Copy the records below line for line, keeping every character unchanged.
____
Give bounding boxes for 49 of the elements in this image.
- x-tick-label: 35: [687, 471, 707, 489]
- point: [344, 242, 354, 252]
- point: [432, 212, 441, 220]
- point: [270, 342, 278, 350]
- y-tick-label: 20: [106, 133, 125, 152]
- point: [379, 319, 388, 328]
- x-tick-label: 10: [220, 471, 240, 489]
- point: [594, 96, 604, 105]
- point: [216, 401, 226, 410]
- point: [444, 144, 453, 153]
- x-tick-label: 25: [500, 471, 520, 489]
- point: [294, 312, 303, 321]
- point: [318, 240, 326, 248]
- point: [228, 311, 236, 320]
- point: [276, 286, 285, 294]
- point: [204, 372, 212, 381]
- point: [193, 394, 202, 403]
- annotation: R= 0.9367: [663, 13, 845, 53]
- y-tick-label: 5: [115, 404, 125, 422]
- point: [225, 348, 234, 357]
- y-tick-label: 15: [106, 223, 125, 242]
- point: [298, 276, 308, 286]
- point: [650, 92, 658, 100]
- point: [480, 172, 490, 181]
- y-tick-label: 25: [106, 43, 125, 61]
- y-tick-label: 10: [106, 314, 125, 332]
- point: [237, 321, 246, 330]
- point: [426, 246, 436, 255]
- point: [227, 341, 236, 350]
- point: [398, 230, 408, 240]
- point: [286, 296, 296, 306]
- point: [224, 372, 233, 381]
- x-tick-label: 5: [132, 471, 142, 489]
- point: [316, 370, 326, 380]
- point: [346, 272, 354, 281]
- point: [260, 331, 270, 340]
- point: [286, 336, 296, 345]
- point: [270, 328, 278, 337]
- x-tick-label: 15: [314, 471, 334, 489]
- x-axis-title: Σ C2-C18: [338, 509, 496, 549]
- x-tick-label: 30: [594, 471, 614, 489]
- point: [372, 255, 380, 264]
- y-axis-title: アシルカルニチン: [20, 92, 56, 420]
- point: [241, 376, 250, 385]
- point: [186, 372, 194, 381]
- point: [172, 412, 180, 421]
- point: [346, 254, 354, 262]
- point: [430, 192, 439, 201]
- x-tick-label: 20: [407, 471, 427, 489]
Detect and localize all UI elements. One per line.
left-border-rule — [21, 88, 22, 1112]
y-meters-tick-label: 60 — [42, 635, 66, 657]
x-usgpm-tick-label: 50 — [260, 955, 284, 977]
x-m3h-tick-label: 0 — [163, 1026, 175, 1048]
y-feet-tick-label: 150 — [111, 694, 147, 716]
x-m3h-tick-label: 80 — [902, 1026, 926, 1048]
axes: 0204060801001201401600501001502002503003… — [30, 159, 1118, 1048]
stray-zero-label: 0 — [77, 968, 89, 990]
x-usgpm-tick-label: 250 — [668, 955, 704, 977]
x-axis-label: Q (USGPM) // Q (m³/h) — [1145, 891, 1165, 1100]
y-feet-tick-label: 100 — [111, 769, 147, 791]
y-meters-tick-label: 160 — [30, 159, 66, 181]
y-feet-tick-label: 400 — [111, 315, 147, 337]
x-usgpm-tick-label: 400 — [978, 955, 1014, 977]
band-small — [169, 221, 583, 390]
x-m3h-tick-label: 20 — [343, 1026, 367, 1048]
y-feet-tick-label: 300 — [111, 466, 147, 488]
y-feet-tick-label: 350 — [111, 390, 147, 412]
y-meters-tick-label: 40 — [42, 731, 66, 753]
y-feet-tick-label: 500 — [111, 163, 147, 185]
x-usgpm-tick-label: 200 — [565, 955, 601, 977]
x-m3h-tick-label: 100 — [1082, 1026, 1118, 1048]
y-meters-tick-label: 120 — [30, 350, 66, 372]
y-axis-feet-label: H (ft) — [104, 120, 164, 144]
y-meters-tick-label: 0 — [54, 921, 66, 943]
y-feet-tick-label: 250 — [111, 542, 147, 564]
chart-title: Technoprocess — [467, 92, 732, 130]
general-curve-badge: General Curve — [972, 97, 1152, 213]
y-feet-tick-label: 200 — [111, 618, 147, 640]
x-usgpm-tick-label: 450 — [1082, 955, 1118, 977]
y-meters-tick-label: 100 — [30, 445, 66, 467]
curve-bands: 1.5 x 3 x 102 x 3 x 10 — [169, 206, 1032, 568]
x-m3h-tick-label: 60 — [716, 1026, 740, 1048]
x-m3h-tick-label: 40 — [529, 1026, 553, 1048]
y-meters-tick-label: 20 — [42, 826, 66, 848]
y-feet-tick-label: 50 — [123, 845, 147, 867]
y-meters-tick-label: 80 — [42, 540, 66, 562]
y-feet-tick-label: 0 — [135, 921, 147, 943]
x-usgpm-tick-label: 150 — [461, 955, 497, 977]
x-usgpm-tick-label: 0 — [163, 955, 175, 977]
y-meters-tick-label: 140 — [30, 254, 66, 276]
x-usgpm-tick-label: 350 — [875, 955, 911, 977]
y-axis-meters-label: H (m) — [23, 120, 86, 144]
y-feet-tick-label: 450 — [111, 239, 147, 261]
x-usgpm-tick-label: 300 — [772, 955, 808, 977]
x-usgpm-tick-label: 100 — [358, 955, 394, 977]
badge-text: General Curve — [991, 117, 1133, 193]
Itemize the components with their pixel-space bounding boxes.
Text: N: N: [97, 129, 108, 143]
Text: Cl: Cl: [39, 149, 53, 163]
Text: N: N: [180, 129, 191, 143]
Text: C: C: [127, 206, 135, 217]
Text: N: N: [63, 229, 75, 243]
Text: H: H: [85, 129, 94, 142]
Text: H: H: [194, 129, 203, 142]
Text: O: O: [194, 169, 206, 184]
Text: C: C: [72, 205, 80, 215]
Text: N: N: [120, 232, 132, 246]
____
COMPLETE RESPONSE ▸
Give bounding boxes for 49 of the elements in this image.
- x-tick-label: 35: [687, 471, 707, 489]
- point: [344, 242, 354, 252]
- point: [432, 212, 441, 220]
- point: [270, 342, 278, 350]
- y-tick-label: 20: [106, 133, 125, 152]
- point: [379, 319, 388, 328]
- x-tick-label: 10: [220, 471, 240, 489]
- point: [594, 96, 604, 105]
- point: [216, 401, 226, 410]
- point: [444, 144, 453, 153]
- x-tick-label: 25: [500, 471, 520, 489]
- point: [294, 312, 303, 321]
- point: [318, 240, 326, 248]
- point: [228, 311, 236, 320]
- point: [276, 286, 285, 294]
- point: [204, 372, 212, 381]
- point: [193, 394, 202, 403]
- annotation: R= 0.9367: [663, 13, 845, 53]
- y-tick-label: 5: [115, 404, 125, 422]
- point: [225, 348, 234, 357]
- y-tick-label: 15: [106, 223, 125, 242]
- point: [298, 276, 308, 286]
- point: [650, 92, 658, 100]
- point: [480, 172, 490, 181]
- y-tick-label: 25: [106, 43, 125, 61]
- y-tick-label: 10: [106, 314, 125, 332]
- point: [237, 321, 246, 330]
- point: [426, 246, 436, 255]
- point: [227, 341, 236, 350]
- point: [398, 230, 408, 240]
- point: [286, 296, 296, 306]
- point: [224, 372, 233, 381]
- x-tick-label: 5: [132, 471, 142, 489]
- point: [316, 370, 326, 380]
- point: [346, 272, 354, 281]
- point: [260, 331, 270, 340]
- point: [286, 336, 296, 345]
- point: [270, 328, 278, 337]
- x-tick-label: 15: [314, 471, 334, 489]
- x-axis-title: Σ C2-C18: [338, 509, 496, 549]
- x-tick-label: 30: [594, 471, 614, 489]
- point: [372, 255, 380, 264]
- y-axis-title: アシルカルニチン: [20, 92, 56, 420]
- point: [241, 376, 250, 385]
- point: [186, 372, 194, 381]
- point: [172, 412, 180, 421]
- point: [346, 254, 354, 262]
- point: [430, 192, 439, 201]
- x-tick-label: 20: [407, 471, 427, 489]
Detect and localize all UI elements. One per line.
left-border-rule — [21, 88, 22, 1112]
y-meters-tick-label: 60 — [42, 635, 66, 657]
x-usgpm-tick-label: 50 — [260, 955, 284, 977]
x-m3h-tick-label: 0 — [163, 1026, 175, 1048]
y-feet-tick-label: 150 — [111, 694, 147, 716]
x-m3h-tick-label: 80 — [902, 1026, 926, 1048]
axes: 0204060801001201401600501001502002503003… — [30, 159, 1118, 1048]
stray-zero-label: 0 — [77, 968, 89, 990]
x-usgpm-tick-label: 250 — [668, 955, 704, 977]
x-axis-label: Q (USGPM) // Q (m³/h) — [1145, 891, 1165, 1100]
y-feet-tick-label: 100 — [111, 769, 147, 791]
y-meters-tick-label: 160 — [30, 159, 66, 181]
y-feet-tick-label: 400 — [111, 315, 147, 337]
x-usgpm-tick-label: 400 — [978, 955, 1014, 977]
band-small — [169, 221, 583, 390]
x-m3h-tick-label: 20 — [343, 1026, 367, 1048]
y-feet-tick-label: 300 — [111, 466, 147, 488]
y-feet-tick-label: 350 — [111, 390, 147, 412]
y-meters-tick-label: 40 — [42, 731, 66, 753]
y-feet-tick-label: 500 — [111, 163, 147, 185]
x-usgpm-tick-label: 200 — [565, 955, 601, 977]
x-m3h-tick-label: 100 — [1082, 1026, 1118, 1048]
y-meters-tick-label: 120 — [30, 350, 66, 372]
y-axis-feet-label: H (ft) — [104, 120, 164, 144]
y-meters-tick-label: 0 — [54, 921, 66, 943]
y-feet-tick-label: 250 — [111, 542, 147, 564]
chart-title: Technoprocess — [467, 92, 732, 130]
general-curve-badge: General Curve — [972, 97, 1152, 213]
y-feet-tick-label: 200 — [111, 618, 147, 640]
x-usgpm-tick-label: 450 — [1082, 955, 1118, 977]
y-meters-tick-label: 100 — [30, 445, 66, 467]
curve-bands: 1.5 x 3 x 102 x 3 x 10 — [169, 206, 1032, 568]
x-m3h-tick-label: 60 — [716, 1026, 740, 1048]
x-m3h-tick-label: 40 — [529, 1026, 553, 1048]
y-meters-tick-label: 20 — [42, 826, 66, 848]
y-feet-tick-label: 50 — [123, 845, 147, 867]
y-meters-tick-label: 80 — [42, 540, 66, 562]
y-feet-tick-label: 0 — [135, 921, 147, 943]
x-usgpm-tick-label: 150 — [461, 955, 497, 977]
x-usgpm-tick-label: 0 — [163, 955, 175, 977]
y-meters-tick-label: 140 — [30, 254, 66, 276]
x-usgpm-tick-label: 350 — [875, 955, 911, 977]
y-axis-meters-label: H (m) — [23, 120, 86, 144]
y-feet-tick-label: 450 — [111, 239, 147, 261]
x-usgpm-tick-label: 300 — [772, 955, 808, 977]
x-usgpm-tick-label: 100 — [358, 955, 394, 977]
badge-text: General Curve — [991, 117, 1133, 193]
Itemize the components with their pixel-space bounding boxes.
Text: N: N: [97, 129, 108, 143]
Text: Cl: Cl: [39, 149, 53, 163]
Text: N: N: [180, 129, 191, 143]
Text: C: C: [127, 206, 135, 217]
Text: N: N: [63, 229, 75, 243]
Text: H: H: [85, 129, 94, 142]
Text: H: H: [194, 129, 203, 142]
Text: O: O: [194, 169, 206, 184]
Text: C: C: [72, 205, 80, 215]
Text: N: N: [120, 232, 132, 246]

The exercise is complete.